Records from a collection
"""

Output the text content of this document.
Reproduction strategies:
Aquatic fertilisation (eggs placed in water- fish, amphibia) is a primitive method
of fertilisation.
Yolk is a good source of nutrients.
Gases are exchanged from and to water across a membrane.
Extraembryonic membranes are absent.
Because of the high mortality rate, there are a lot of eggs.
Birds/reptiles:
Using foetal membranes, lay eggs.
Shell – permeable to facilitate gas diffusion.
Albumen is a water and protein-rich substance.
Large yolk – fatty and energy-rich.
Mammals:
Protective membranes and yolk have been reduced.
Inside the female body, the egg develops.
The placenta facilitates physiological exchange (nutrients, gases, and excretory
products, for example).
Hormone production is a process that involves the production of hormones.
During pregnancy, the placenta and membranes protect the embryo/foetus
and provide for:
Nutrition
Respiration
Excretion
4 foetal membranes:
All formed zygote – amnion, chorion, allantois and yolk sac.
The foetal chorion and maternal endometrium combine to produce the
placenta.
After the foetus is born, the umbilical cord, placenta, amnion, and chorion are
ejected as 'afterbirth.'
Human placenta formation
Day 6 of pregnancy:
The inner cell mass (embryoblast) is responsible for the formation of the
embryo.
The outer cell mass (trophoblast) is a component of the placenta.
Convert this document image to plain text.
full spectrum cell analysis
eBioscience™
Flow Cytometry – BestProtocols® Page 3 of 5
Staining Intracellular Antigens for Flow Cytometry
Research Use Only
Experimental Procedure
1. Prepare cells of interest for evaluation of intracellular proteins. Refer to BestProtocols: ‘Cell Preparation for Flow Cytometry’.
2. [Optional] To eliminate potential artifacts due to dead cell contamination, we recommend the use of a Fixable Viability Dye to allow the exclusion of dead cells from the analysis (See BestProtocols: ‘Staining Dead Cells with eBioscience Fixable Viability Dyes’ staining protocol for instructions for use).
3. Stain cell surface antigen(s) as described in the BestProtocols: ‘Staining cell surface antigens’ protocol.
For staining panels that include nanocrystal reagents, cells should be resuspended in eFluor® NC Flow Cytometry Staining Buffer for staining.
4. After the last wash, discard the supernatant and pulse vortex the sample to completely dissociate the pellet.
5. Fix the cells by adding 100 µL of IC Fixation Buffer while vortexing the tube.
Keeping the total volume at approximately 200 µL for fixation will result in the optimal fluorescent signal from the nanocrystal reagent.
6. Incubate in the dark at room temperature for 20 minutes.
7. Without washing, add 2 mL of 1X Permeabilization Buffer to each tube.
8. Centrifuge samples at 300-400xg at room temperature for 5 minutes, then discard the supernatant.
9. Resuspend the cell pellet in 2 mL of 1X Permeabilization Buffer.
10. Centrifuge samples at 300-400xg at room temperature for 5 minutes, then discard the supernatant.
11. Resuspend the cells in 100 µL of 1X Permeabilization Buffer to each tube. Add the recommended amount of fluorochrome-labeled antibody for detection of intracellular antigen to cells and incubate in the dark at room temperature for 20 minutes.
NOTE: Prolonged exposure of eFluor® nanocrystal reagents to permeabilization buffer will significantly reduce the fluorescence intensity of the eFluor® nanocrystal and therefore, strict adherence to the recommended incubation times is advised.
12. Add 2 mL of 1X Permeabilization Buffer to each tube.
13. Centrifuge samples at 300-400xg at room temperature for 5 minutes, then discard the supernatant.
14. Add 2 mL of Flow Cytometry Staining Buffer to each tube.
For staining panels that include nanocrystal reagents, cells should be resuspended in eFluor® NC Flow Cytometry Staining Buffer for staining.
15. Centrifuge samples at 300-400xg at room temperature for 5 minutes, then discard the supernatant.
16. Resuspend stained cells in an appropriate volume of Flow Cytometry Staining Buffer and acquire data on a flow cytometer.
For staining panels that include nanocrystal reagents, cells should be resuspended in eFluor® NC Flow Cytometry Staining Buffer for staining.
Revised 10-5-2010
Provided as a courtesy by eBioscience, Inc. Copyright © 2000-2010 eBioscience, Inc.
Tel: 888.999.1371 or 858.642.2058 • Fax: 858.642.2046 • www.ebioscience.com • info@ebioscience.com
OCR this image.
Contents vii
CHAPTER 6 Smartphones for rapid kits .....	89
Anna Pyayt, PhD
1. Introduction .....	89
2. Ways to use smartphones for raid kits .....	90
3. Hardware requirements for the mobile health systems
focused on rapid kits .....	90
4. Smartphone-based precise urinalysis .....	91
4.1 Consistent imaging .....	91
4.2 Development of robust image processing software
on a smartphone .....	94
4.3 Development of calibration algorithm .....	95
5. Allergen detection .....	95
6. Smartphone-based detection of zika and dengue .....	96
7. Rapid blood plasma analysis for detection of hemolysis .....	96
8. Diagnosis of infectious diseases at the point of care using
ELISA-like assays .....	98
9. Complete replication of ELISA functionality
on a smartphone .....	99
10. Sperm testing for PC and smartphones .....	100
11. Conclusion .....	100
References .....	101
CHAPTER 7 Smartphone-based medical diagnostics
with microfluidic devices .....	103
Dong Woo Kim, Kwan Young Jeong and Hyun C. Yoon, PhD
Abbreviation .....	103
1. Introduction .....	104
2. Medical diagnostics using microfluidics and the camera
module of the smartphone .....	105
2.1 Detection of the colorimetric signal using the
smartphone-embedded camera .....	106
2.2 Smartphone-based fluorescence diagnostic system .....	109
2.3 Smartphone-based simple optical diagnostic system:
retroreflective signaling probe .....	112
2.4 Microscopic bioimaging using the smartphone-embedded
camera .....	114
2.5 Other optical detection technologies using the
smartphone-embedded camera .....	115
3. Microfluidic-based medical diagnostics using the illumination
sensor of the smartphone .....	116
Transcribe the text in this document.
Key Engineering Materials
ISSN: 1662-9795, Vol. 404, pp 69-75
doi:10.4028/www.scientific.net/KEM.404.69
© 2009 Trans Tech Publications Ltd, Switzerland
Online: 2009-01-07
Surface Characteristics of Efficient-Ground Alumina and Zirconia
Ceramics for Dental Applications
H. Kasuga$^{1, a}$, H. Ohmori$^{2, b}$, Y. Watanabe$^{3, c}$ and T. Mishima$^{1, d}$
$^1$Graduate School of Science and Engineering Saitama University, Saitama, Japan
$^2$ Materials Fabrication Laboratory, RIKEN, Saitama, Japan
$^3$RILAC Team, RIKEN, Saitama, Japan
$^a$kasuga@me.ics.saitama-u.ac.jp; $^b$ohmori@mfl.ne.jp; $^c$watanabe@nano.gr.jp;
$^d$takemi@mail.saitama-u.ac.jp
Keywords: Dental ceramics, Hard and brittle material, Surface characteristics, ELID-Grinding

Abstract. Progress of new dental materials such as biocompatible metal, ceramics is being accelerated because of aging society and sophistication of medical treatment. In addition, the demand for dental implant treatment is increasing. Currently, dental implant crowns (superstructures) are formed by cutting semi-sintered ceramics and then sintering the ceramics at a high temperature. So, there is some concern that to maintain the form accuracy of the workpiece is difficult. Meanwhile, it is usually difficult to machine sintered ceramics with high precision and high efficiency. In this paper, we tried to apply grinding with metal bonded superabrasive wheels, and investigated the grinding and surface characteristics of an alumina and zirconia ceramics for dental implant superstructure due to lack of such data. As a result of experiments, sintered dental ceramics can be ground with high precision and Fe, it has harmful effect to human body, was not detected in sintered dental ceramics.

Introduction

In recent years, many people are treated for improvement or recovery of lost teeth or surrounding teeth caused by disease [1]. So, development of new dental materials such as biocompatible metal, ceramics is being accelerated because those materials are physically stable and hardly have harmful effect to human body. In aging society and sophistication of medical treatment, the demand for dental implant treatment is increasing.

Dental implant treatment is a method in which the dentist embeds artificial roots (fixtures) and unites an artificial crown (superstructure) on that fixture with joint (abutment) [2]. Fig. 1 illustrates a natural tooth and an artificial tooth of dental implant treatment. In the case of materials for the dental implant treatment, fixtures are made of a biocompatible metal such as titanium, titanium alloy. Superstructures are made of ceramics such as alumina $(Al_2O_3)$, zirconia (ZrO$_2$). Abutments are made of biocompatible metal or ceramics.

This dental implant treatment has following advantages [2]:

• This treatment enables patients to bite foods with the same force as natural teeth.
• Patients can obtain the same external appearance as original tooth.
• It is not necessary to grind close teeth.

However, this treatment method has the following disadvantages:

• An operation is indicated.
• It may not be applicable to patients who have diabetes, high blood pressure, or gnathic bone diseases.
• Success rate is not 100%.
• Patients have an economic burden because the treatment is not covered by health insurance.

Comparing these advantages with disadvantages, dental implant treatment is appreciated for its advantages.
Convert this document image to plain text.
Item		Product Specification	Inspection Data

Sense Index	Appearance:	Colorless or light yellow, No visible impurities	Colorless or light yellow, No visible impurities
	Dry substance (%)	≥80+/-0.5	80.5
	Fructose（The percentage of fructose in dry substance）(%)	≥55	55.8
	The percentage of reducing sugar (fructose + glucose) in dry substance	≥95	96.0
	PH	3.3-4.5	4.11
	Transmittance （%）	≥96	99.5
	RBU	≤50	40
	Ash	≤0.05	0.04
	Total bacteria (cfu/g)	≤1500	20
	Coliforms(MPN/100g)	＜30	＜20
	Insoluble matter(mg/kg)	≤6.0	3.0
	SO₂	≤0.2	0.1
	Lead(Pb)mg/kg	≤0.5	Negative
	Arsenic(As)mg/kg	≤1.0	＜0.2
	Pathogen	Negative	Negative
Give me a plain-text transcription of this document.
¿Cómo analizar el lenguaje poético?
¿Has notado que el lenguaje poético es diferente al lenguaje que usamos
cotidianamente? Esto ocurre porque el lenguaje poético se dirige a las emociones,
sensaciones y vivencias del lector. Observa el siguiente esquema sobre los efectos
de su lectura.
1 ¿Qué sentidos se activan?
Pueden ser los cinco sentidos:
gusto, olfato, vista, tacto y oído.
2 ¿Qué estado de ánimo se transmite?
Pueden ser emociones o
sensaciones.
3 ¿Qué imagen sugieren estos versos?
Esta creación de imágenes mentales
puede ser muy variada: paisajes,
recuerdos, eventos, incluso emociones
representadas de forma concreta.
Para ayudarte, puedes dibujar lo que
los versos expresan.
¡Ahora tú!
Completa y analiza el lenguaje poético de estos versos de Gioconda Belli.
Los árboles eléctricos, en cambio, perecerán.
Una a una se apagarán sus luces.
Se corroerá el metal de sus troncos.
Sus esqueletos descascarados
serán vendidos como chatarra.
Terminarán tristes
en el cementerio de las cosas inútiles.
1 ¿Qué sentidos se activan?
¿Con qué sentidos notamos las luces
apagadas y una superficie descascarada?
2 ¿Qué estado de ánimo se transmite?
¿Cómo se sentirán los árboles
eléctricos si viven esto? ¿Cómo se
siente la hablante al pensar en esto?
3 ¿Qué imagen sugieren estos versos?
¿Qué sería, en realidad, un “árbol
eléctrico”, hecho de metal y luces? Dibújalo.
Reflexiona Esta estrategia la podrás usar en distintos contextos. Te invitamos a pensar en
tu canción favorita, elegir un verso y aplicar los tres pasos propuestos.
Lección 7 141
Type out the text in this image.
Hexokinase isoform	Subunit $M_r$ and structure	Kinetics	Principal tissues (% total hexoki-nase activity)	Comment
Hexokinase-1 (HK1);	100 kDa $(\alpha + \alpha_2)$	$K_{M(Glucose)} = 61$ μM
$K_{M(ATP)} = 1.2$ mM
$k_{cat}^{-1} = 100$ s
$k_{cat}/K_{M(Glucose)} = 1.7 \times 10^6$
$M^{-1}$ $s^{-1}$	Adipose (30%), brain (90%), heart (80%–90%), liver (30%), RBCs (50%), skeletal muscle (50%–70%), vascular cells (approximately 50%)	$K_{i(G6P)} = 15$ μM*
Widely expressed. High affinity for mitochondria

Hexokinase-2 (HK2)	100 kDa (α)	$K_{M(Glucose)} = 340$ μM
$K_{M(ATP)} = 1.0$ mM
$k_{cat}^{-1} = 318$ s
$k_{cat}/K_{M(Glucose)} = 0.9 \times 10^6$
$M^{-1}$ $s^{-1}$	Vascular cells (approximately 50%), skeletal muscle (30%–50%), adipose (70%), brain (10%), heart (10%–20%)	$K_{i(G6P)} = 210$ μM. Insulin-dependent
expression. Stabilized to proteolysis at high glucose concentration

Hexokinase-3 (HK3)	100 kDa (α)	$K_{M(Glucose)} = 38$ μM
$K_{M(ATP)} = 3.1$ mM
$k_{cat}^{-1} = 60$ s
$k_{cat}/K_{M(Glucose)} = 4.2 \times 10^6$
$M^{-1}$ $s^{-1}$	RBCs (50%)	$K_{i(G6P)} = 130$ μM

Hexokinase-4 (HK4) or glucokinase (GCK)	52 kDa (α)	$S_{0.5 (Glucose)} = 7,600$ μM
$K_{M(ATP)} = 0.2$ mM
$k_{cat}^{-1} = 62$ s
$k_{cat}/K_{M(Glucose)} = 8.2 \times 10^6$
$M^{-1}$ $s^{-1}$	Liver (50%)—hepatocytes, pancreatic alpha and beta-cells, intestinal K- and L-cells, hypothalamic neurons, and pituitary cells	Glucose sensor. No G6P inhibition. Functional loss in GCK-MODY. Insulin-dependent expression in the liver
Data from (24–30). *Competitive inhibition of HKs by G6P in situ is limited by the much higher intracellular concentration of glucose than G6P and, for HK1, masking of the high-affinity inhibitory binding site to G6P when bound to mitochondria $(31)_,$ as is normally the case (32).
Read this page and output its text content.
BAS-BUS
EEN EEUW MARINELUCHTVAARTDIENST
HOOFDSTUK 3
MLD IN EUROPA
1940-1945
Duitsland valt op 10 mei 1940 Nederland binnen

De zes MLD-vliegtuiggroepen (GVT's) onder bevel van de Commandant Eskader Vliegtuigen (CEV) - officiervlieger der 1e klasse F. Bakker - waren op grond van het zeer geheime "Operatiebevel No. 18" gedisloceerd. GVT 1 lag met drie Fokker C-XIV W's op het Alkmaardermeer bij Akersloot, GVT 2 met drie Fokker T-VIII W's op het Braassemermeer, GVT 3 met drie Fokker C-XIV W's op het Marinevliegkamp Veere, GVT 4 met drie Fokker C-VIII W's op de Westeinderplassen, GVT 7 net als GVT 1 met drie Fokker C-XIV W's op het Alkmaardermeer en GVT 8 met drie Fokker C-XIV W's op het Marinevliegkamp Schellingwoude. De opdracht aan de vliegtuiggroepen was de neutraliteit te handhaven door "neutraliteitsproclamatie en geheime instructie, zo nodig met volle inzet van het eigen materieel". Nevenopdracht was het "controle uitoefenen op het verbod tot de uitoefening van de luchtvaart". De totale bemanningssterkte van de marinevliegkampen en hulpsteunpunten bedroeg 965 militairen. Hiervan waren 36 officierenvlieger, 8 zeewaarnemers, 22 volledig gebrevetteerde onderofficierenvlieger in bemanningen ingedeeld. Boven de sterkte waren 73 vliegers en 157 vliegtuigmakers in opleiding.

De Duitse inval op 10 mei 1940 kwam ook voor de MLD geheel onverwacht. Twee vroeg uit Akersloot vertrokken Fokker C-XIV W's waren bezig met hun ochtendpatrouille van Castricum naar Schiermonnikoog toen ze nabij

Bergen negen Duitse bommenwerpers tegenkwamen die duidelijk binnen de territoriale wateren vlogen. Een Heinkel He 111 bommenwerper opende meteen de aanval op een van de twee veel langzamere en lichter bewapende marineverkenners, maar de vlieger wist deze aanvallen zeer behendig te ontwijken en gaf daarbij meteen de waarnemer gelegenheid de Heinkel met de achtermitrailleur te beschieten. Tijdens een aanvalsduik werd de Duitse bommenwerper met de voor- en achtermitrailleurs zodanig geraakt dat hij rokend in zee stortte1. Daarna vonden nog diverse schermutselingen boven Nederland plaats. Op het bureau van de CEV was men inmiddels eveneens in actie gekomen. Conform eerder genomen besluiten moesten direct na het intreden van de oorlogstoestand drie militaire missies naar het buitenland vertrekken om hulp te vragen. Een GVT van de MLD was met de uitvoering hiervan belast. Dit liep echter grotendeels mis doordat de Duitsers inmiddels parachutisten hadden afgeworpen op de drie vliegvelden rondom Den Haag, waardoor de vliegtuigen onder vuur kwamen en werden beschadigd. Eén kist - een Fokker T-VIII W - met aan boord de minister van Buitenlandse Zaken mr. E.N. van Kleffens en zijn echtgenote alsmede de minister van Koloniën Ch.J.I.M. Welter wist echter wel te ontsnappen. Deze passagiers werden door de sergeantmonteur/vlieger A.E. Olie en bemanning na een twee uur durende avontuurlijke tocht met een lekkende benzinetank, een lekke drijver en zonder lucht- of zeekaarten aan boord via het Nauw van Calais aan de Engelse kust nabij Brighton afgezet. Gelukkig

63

"""

PROBLEM REQUIREMENTS
All lines of the records above with the word "sentidos" in them are to be copied.

YOUR SOLUTION
1 ¿Qué sentidos se activan?
Pueden ser los cinco sentidos:
1 ¿Qué sentidos se activan?
¿Con qué sentidos notamos las luces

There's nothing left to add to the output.